GIVEN DATA start

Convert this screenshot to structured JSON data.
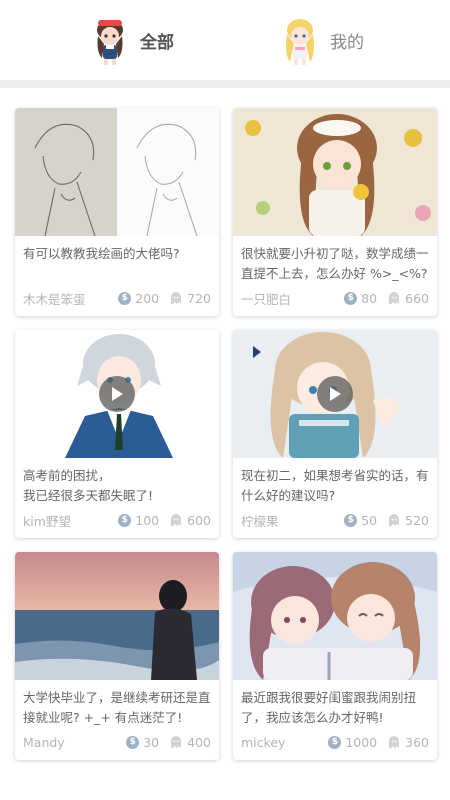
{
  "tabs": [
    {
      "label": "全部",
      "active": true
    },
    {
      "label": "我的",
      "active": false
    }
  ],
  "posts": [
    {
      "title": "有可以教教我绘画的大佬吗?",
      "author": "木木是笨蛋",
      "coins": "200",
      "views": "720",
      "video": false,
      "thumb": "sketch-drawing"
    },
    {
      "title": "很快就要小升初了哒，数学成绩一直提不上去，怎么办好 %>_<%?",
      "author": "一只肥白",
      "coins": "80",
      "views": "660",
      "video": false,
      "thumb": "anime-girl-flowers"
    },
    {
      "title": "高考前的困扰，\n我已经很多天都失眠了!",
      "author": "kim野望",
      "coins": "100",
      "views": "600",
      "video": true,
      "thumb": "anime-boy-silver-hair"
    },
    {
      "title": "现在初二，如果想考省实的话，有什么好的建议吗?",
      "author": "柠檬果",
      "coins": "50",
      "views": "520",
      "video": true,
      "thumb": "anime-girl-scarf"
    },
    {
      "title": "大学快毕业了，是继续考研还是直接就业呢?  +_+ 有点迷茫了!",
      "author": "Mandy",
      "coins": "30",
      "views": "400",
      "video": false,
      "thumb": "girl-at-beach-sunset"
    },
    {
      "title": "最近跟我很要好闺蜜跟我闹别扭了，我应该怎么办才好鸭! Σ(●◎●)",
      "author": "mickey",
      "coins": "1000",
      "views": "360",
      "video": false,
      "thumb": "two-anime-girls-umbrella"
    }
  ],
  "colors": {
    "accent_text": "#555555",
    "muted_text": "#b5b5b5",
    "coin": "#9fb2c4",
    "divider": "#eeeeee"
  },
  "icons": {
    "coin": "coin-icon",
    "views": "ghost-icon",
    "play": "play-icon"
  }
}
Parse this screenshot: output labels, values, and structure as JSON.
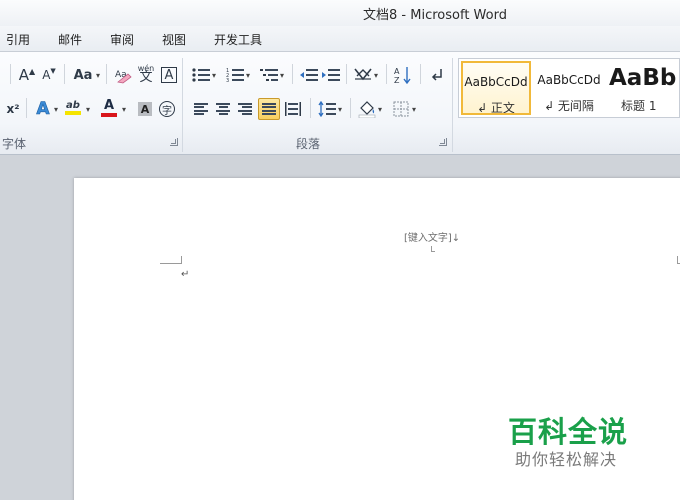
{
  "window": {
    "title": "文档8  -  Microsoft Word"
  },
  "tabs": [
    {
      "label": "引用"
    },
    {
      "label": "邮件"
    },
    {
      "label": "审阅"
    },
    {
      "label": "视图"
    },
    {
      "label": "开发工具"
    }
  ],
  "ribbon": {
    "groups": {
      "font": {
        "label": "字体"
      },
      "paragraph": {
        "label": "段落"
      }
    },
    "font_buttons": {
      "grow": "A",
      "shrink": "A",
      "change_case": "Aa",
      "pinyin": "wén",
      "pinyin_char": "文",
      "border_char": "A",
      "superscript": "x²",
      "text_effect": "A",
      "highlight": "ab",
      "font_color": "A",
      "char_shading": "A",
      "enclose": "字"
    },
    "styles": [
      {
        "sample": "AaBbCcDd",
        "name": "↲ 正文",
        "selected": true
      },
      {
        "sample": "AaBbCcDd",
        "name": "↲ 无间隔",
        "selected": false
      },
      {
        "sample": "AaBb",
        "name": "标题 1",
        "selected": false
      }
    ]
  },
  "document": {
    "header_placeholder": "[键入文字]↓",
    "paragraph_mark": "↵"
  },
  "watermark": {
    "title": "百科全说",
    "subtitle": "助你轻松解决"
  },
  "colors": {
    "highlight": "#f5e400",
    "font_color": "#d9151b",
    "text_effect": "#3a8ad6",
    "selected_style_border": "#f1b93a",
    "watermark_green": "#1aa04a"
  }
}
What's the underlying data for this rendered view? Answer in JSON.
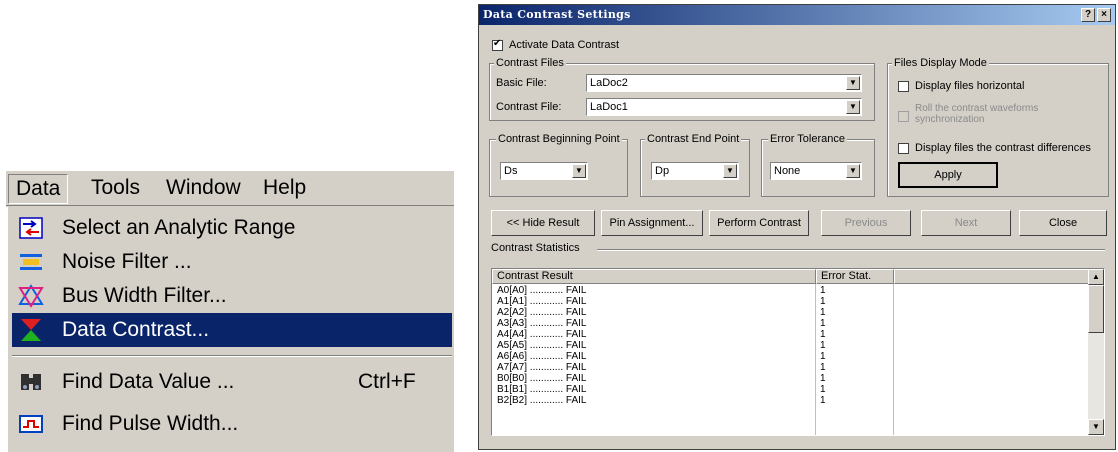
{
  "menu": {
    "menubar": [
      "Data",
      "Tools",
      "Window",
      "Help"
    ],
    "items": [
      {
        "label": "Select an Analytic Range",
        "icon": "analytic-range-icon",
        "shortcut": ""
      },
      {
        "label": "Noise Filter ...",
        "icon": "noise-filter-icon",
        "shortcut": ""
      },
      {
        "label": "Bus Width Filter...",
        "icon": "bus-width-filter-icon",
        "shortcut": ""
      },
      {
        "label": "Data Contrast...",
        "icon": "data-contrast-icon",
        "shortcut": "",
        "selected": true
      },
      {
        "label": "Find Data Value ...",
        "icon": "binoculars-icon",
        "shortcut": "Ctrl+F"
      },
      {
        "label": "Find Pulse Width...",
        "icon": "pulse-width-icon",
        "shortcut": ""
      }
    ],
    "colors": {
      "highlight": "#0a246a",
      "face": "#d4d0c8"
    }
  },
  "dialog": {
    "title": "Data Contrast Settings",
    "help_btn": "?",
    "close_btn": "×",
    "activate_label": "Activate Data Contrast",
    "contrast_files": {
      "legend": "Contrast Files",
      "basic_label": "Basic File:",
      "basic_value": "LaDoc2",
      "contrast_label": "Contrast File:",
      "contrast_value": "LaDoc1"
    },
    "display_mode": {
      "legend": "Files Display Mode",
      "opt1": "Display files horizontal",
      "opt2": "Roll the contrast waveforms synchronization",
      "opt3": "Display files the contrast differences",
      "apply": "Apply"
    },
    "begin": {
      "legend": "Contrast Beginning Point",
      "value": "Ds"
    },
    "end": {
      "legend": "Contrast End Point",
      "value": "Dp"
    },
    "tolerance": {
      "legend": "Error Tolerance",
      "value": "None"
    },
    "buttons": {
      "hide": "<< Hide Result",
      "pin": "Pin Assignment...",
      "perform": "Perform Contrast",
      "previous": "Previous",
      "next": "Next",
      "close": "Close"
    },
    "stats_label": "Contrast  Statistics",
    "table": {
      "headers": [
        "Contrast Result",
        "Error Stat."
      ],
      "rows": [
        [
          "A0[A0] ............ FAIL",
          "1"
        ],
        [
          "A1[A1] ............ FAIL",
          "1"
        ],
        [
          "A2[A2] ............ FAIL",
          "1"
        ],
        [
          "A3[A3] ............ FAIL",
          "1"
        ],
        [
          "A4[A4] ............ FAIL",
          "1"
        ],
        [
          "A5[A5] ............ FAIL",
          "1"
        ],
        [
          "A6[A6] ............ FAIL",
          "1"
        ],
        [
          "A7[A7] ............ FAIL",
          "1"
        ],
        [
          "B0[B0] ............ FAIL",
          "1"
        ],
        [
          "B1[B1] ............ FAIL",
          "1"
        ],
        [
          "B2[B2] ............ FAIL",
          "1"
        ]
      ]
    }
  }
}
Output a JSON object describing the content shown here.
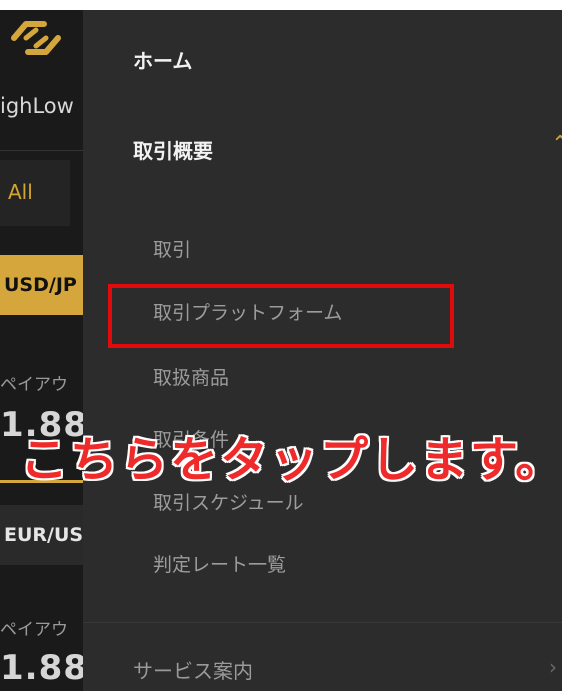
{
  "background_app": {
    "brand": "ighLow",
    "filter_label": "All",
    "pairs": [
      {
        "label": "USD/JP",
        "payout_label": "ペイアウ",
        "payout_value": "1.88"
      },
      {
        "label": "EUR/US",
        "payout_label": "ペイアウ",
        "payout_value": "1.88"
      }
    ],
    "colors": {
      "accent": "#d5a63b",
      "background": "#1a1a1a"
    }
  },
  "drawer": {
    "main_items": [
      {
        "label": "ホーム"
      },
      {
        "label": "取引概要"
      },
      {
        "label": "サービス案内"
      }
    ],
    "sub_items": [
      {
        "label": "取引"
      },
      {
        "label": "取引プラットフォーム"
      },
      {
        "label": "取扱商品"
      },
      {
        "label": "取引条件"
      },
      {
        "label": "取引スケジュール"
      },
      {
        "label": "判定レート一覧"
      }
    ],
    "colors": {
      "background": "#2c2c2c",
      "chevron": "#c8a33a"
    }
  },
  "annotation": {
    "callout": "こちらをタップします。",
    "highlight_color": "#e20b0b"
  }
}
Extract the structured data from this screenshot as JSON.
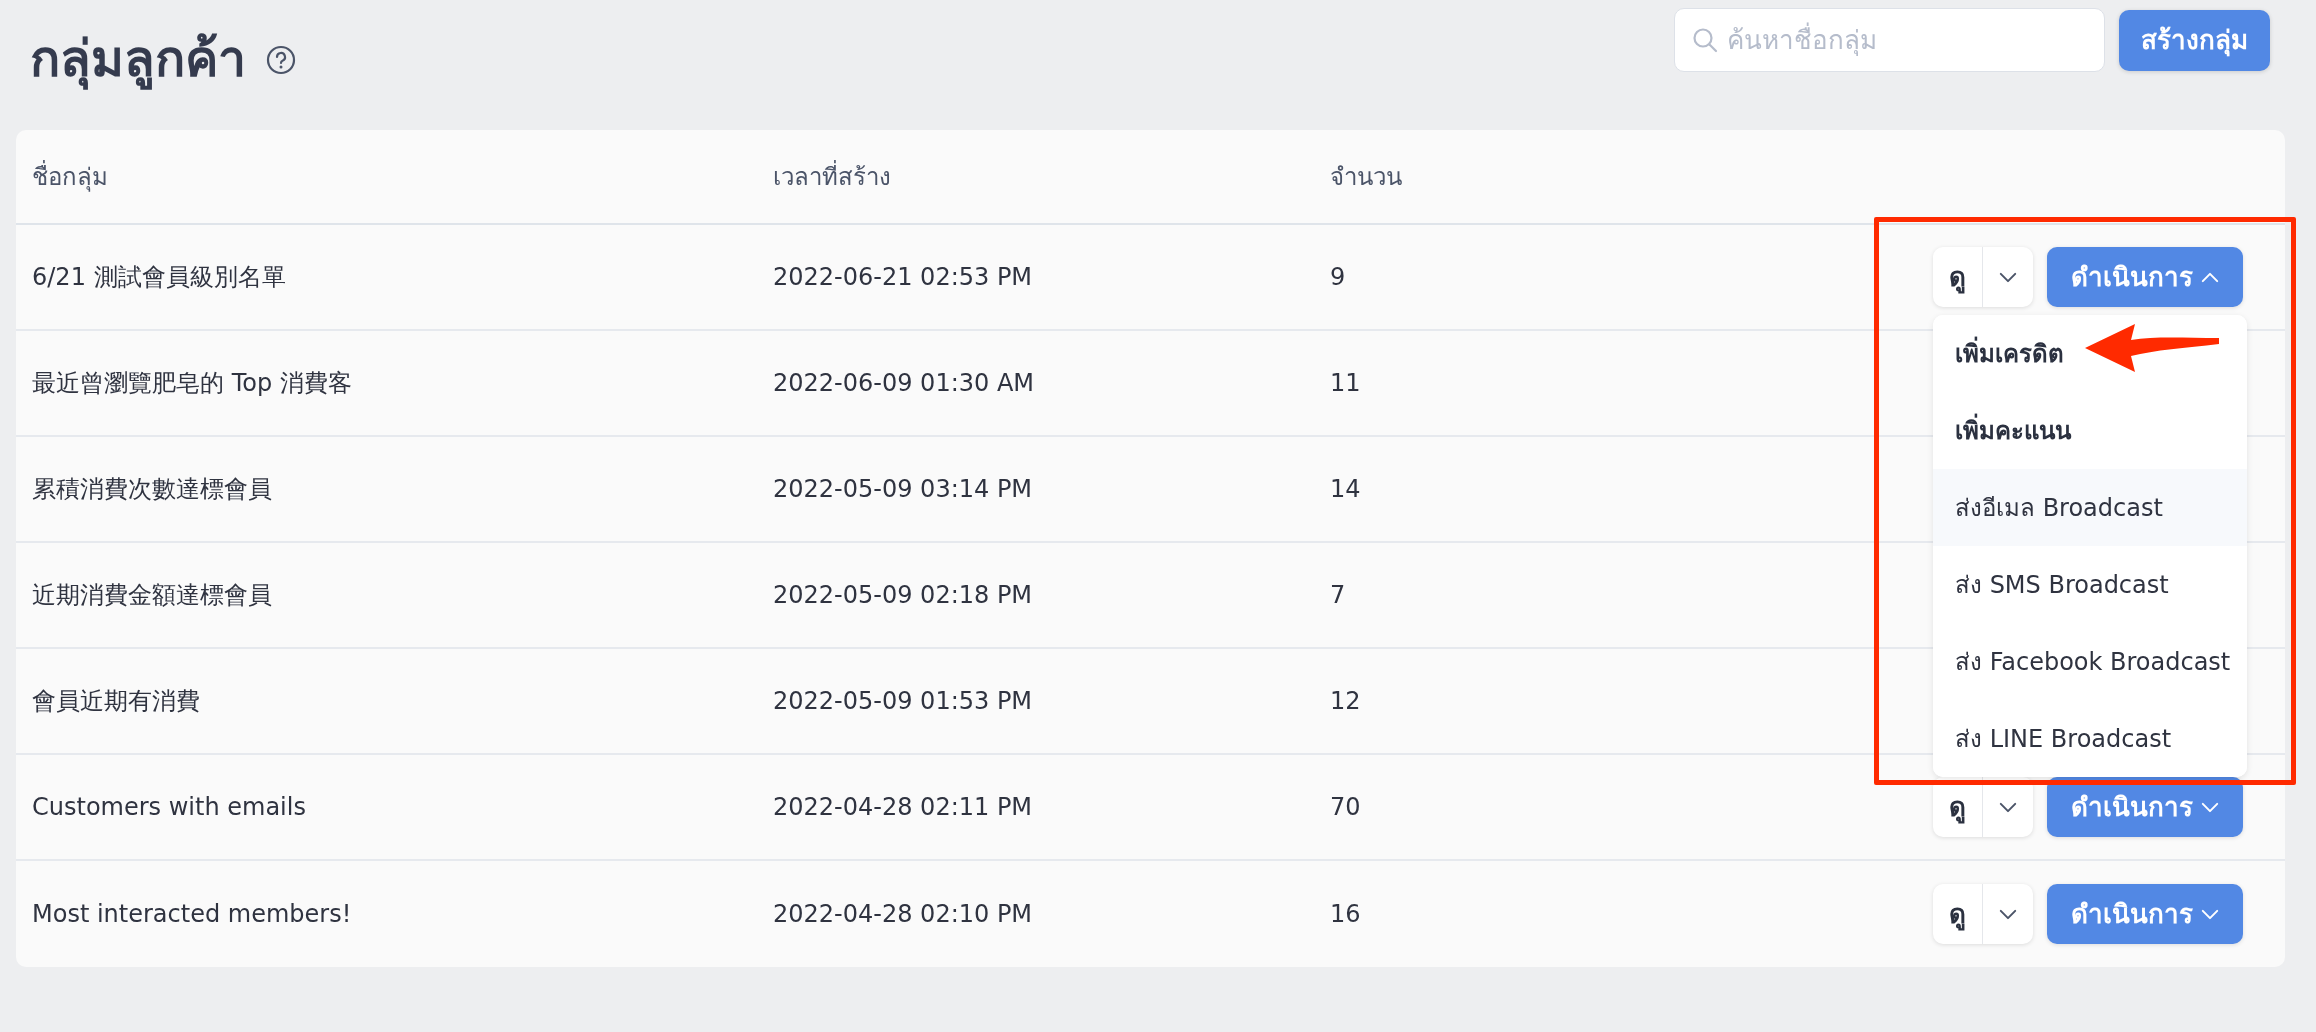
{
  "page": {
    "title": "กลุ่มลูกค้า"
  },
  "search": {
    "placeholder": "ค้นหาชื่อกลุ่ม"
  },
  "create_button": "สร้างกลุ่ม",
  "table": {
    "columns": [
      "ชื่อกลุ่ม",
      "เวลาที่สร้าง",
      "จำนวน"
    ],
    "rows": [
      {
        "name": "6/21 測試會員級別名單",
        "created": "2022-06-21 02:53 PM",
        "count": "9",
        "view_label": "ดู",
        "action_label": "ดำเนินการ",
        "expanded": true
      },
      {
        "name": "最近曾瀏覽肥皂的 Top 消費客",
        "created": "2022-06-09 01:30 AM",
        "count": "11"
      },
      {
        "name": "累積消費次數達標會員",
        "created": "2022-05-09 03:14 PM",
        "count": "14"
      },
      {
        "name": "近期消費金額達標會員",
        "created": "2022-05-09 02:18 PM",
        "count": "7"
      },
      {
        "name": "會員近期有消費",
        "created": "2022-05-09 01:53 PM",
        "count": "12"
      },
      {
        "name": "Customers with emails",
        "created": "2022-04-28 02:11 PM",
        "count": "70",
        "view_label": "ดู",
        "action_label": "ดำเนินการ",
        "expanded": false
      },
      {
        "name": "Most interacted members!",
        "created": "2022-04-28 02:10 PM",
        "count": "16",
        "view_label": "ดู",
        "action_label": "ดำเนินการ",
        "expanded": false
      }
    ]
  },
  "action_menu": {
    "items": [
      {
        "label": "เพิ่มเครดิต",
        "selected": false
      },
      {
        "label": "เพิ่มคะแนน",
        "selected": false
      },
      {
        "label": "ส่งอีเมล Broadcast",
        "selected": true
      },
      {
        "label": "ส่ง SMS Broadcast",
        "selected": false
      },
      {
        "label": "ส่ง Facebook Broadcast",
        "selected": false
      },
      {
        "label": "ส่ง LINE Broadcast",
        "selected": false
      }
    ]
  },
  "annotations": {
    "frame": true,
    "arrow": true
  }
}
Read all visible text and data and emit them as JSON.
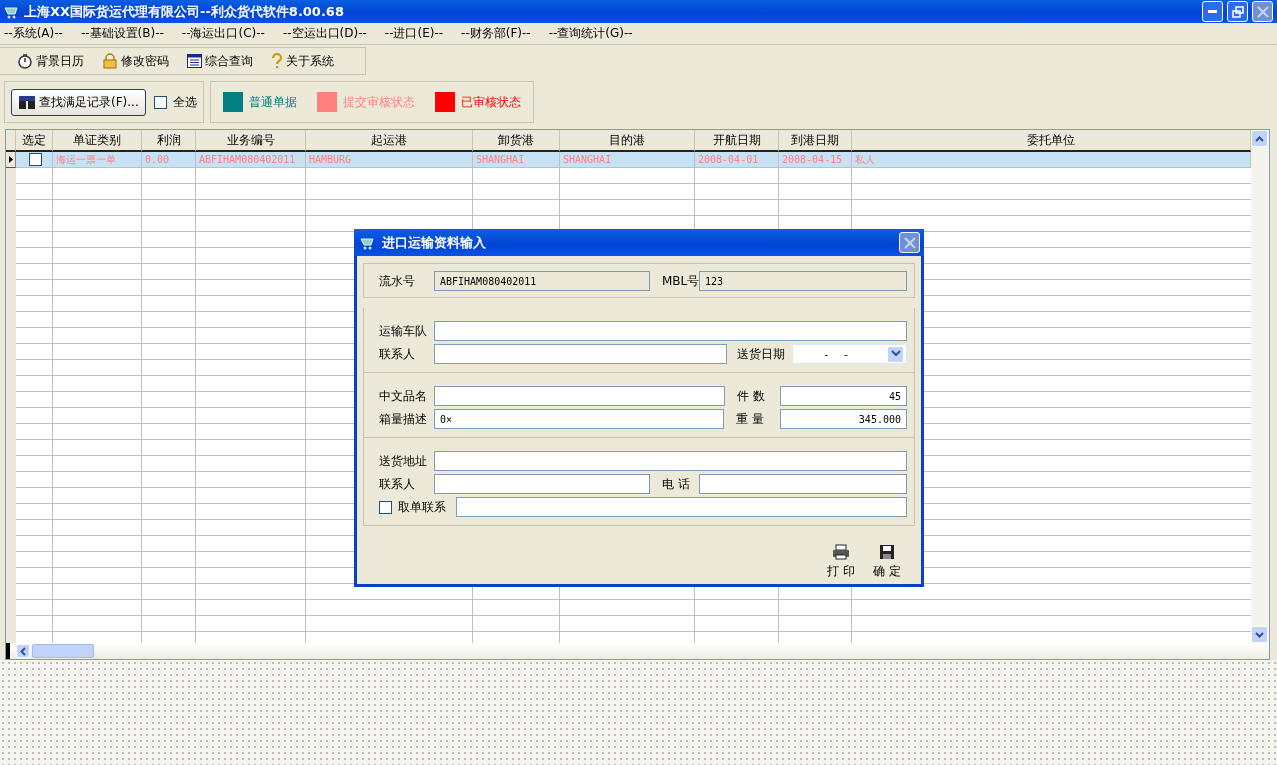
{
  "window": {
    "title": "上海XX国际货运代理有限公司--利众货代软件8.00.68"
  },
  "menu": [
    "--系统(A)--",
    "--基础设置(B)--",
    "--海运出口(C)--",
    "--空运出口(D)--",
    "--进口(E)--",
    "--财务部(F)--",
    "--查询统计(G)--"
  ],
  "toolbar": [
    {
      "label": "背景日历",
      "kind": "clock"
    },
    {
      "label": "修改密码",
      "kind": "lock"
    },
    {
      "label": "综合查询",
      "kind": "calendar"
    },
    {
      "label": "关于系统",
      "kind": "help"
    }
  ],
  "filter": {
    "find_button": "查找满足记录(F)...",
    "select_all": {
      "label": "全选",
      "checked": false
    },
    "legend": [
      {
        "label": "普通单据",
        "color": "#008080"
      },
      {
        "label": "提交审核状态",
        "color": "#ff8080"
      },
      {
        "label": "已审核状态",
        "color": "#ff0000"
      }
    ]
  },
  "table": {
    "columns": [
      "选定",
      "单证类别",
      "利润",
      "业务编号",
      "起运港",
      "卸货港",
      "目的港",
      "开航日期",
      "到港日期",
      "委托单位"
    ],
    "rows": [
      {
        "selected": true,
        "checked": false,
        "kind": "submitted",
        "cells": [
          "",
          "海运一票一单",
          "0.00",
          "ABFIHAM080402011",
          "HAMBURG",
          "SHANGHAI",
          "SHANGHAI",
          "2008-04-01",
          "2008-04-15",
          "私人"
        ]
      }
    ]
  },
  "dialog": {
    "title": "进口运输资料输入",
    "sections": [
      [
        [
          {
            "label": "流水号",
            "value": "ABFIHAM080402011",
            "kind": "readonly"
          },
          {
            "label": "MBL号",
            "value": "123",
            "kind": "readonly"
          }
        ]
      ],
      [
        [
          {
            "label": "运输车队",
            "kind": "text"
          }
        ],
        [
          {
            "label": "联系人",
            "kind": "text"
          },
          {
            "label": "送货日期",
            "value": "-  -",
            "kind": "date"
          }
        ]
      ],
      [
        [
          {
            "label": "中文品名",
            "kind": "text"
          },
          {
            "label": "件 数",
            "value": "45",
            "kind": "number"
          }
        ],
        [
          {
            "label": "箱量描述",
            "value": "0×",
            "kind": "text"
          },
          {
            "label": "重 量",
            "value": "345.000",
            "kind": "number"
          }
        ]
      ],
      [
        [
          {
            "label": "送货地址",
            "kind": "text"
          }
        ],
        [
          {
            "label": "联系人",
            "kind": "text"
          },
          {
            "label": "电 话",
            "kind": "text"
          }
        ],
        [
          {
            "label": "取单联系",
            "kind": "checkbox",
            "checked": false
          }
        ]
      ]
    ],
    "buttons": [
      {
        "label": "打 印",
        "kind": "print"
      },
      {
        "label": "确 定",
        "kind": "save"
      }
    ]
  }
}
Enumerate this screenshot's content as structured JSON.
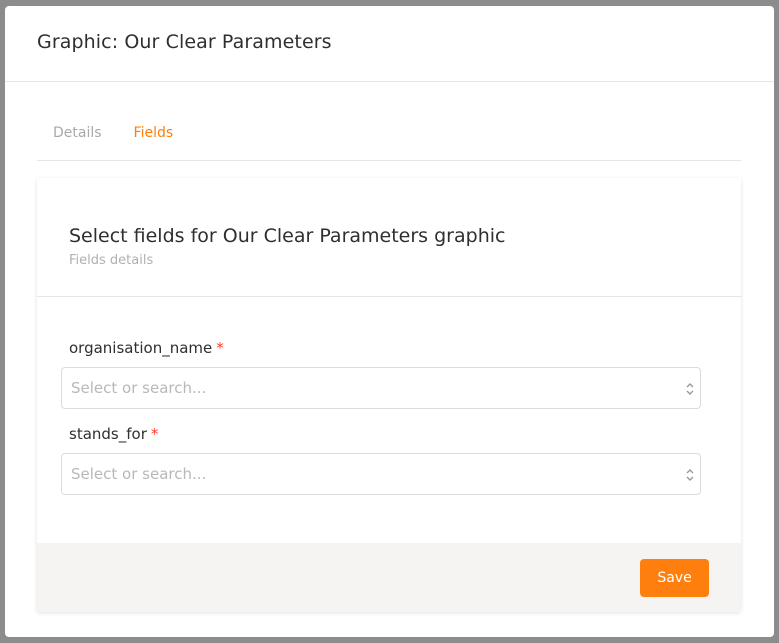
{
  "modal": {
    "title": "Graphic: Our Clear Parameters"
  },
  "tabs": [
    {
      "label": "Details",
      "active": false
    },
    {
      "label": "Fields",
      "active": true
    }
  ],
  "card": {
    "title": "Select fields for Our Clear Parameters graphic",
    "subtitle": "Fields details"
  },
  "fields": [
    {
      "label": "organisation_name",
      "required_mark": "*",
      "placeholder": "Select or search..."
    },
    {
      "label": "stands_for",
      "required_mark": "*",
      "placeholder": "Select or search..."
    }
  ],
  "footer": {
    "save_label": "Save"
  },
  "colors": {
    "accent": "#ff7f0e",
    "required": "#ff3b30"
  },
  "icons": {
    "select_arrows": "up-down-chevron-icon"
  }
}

GIVEN DATA end

WHAT IS BEING ASKED:
Give again the lines from the line that contains "Enumerate this screenshot's" through the last line of the material above, exactly and with both ends included. Omit the pictures.

EXERCISE OUTPUT:
Enumerate this screenshot's content as structured JSON.
{
  "modal": {
    "title": "Graphic: Our Clear Parameters"
  },
  "tabs": [
    {
      "label": "Details",
      "active": false
    },
    {
      "label": "Fields",
      "active": true
    }
  ],
  "card": {
    "title": "Select fields for Our Clear Parameters graphic",
    "subtitle": "Fields details"
  },
  "fields": [
    {
      "label": "organisation_name",
      "required_mark": "*",
      "placeholder": "Select or search..."
    },
    {
      "label": "stands_for",
      "required_mark": "*",
      "placeholder": "Select or search..."
    }
  ],
  "footer": {
    "save_label": "Save"
  },
  "colors": {
    "accent": "#ff7f0e",
    "required": "#ff3b30"
  },
  "icons": {
    "select_arrows": "up-down-chevron-icon"
  }
}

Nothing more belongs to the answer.